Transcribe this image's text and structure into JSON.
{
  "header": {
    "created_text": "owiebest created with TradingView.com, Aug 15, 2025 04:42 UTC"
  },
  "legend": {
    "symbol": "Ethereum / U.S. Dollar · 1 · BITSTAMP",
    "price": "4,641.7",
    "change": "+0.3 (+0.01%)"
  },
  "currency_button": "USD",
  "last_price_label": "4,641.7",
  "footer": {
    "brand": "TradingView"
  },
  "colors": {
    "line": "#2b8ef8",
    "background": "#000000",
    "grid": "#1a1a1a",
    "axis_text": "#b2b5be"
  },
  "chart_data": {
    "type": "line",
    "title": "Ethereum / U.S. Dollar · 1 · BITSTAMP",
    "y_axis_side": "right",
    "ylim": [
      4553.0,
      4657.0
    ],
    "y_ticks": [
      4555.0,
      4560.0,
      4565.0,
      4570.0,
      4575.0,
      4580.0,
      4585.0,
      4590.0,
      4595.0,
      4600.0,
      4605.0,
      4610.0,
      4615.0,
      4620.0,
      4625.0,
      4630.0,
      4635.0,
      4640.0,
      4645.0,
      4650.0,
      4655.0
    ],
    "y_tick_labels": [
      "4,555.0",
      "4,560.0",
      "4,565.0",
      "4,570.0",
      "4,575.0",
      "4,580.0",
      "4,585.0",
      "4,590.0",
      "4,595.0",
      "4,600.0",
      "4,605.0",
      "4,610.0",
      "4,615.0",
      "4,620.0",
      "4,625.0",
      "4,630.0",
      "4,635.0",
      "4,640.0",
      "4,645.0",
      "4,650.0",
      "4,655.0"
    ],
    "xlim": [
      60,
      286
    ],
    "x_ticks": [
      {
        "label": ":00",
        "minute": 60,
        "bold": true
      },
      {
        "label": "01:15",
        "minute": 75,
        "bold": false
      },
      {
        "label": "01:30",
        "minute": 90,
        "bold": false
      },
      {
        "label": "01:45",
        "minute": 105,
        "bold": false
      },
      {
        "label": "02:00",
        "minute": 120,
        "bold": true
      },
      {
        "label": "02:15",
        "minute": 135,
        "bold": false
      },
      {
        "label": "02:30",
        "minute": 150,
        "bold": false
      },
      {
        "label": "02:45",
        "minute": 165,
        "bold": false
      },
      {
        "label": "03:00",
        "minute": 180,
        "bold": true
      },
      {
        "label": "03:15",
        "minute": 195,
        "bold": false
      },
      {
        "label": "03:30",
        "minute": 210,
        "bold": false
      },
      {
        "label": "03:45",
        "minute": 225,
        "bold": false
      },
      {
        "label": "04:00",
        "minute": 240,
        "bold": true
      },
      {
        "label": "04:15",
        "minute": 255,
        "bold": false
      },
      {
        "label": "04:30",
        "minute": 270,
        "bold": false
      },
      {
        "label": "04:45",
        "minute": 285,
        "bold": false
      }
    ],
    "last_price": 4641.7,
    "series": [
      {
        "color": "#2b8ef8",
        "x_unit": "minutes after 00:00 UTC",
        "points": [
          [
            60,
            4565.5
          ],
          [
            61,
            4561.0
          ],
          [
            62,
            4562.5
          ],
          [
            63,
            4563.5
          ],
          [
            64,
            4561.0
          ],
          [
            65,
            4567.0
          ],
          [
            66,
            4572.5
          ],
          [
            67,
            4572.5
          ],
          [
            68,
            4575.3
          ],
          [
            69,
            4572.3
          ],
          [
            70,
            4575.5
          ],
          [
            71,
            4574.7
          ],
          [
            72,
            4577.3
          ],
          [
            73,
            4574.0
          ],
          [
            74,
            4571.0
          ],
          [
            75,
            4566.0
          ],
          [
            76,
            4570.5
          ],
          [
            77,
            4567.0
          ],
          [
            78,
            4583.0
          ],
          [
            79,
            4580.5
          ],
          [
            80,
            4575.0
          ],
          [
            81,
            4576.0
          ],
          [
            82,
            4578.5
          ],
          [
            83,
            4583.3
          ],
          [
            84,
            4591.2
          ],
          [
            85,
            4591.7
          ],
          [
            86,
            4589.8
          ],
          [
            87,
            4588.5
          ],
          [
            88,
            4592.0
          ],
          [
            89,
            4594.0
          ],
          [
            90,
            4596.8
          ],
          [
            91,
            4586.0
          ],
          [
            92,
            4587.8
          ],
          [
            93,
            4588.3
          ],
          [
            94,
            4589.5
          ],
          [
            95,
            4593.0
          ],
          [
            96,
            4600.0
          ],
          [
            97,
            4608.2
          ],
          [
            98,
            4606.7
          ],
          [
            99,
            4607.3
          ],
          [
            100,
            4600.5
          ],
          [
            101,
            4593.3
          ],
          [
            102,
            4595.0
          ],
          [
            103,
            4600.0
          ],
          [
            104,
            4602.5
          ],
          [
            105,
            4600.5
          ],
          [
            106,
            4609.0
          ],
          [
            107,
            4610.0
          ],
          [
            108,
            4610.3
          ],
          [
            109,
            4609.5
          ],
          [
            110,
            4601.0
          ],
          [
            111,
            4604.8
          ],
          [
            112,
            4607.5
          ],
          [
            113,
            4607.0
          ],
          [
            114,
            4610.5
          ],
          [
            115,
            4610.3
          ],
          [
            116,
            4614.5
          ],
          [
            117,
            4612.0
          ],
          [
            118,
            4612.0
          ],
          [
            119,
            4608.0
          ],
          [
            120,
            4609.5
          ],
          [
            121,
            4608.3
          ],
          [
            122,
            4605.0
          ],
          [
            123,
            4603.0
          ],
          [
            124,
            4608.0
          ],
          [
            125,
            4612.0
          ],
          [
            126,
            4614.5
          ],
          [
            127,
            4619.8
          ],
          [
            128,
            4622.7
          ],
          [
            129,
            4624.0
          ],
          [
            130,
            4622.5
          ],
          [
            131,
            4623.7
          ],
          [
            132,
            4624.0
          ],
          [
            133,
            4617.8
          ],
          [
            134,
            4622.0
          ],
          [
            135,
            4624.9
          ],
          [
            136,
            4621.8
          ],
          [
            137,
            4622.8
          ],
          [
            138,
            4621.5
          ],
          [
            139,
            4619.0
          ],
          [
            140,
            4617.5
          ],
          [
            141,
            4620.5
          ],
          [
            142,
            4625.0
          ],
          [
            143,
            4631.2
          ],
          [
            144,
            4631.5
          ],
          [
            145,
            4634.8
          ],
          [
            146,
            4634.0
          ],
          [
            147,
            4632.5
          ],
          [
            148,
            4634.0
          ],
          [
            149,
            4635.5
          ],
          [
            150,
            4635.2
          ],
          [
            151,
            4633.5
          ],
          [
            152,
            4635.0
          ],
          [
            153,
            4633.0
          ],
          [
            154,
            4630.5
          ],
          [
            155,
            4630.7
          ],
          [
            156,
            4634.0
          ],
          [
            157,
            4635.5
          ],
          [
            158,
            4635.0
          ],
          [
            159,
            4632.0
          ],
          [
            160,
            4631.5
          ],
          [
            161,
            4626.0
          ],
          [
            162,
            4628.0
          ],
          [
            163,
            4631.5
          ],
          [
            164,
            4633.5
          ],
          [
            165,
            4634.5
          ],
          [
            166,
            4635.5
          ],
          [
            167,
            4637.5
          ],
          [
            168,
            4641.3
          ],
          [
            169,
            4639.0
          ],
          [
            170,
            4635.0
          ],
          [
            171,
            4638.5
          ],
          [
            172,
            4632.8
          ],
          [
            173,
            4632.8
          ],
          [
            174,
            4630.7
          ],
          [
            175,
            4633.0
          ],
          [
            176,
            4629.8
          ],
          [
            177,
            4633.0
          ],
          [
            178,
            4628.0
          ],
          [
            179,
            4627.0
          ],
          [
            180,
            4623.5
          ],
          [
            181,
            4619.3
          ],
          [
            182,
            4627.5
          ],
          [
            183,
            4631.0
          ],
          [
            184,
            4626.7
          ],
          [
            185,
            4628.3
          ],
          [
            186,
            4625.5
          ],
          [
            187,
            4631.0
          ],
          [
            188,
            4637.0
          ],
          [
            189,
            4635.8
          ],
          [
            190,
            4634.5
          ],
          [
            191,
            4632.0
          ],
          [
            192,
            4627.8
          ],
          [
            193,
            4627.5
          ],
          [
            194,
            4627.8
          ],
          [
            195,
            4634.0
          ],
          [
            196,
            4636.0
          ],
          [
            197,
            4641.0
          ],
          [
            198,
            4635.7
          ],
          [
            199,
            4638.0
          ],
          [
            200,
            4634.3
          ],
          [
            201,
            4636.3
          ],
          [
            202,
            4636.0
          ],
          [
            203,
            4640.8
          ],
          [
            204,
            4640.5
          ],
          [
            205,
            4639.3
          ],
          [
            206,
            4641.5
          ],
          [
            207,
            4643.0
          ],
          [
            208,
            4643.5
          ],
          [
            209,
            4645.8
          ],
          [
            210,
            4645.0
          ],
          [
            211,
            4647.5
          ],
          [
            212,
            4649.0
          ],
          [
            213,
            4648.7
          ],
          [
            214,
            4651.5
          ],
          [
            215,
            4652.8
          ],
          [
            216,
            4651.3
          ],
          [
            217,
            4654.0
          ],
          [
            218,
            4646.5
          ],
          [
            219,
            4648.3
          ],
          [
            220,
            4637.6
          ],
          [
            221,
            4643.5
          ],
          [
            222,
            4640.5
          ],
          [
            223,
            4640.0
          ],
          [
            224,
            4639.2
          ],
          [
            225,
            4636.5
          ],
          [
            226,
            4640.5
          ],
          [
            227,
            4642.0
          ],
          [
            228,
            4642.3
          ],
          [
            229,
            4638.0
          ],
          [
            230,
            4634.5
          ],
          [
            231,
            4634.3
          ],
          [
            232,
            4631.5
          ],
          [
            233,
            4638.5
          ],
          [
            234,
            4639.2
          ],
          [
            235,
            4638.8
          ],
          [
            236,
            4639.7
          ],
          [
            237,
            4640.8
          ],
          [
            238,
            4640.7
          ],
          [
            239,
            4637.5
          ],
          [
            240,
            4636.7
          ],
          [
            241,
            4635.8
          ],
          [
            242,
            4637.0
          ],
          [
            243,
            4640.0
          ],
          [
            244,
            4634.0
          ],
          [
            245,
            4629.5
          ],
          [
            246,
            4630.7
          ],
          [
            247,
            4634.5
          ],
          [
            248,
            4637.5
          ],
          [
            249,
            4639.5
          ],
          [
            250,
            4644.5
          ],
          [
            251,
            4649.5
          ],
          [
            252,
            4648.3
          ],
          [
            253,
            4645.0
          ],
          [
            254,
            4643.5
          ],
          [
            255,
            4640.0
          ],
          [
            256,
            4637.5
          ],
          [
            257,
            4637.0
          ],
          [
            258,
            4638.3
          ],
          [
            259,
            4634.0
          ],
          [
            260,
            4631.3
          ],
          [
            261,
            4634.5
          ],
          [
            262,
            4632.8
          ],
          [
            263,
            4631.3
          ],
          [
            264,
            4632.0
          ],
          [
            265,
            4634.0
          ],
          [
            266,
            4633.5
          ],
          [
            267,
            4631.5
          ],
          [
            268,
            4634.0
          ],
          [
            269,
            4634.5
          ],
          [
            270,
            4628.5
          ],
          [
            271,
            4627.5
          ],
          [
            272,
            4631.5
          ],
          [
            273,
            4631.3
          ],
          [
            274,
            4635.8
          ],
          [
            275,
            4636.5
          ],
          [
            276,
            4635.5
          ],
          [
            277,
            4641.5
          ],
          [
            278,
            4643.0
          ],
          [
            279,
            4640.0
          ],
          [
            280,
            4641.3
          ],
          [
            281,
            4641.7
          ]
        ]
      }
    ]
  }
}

________________________________________

SHORT EXERCISE » In the listing above, count each line that holds the string "TradingView". Give the number only.

EXPECTED ANSWER » 2